OBJECTIVE:
Reproduce the part of the Tf-Idf comparison text that runs from "train_tfidf = tokenizer.fit_transform(train_series)" up to and including "CountVectorizer, with stopwords...)", keeping every character unchanged.

╭─ PROVIDED TEXT

Here is a function that compares your test data against the training data, with the Tf-Idf transformer fitted with the training data. Advantage is that you can quickly pivot or group by to find the n closest elements, and that the calculations are down matrix-wise.
def create_tokenizer_score(new_series, train_series, tokenizer):
"""
return the tf idf score of each possible pairs of documents
Args:
new_series (pd.Series): new data (To compare against train data)
train_series (pd.Series): train data (To fit the tf-idf transformer)
Returns:
pd.DataFrame
"""
train_tfidf = tokenizer.fit_transform(train_series)
new_tfidf = tokenizer.transform(new_series)
X = pd.DataFrame(cosine_similarity(new_tfidf, train_tfidf), columns=train_series.index)
X['ix_new'] = new_series.index
score = pd.melt(
X,
id_vars='ix_new',
var_name='ix_train',
value_name='score'
)
return score
train_set = pd.Series(["The sky is blue.", "The sun is bright."])
test_set = pd.Series(["The sun in the sky is bright."])
tokenizer = TfidfVectorizer() # initiate here your own tokenizer (TfidfVectorizer, CountVectorizer, with stopwords...)
score = create_tokenizer_score(train_series=train_set, new_series=test_set, tokenizer=tokenizer)
score
ix_new ix_train score
0 0 0 0.617034
1 0 1 0.862012

╰─
╭─ RECORDED DATA

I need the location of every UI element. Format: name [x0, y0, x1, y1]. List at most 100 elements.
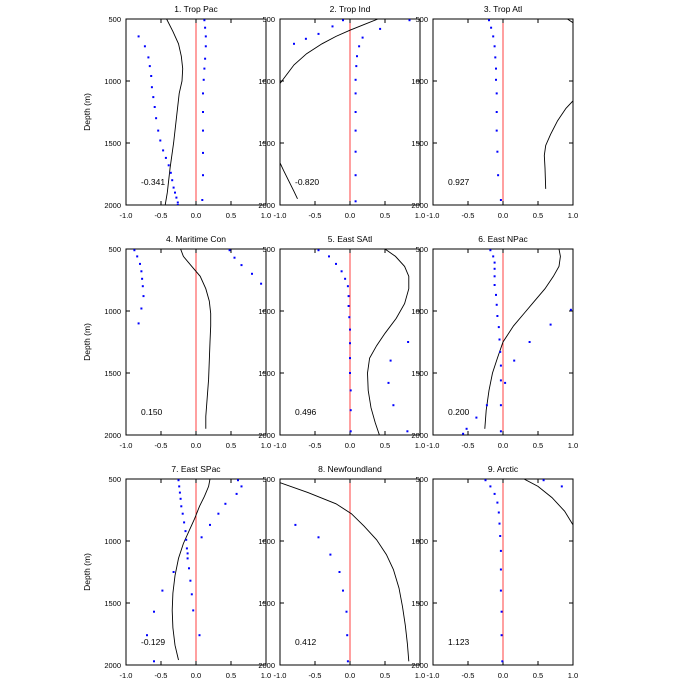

╰─

TASK RESULT:
train_tfidf = tokenizer.fit_transform(train_series)
new_tfidf = tokenizer.transform(new_series)
X = pd.DataFrame(cosine_similarity(new_tfidf, train_tfidf), columns=train_series.index)
X['ix_new'] = new_series.index
score = pd.melt(
X,
id_vars='ix_new',
var_name='ix_train',
value_name='score'
)
return score
train_set = pd.Series(["The sky is blue.", "The sun is bright."])
test_set = pd.Series(["The sun in the sky is bright."])
tokenizer = TfidfVectorizer() # initiate here your own tokenizer (TfidfVectorizer, CountVectorizer, with stopwords...)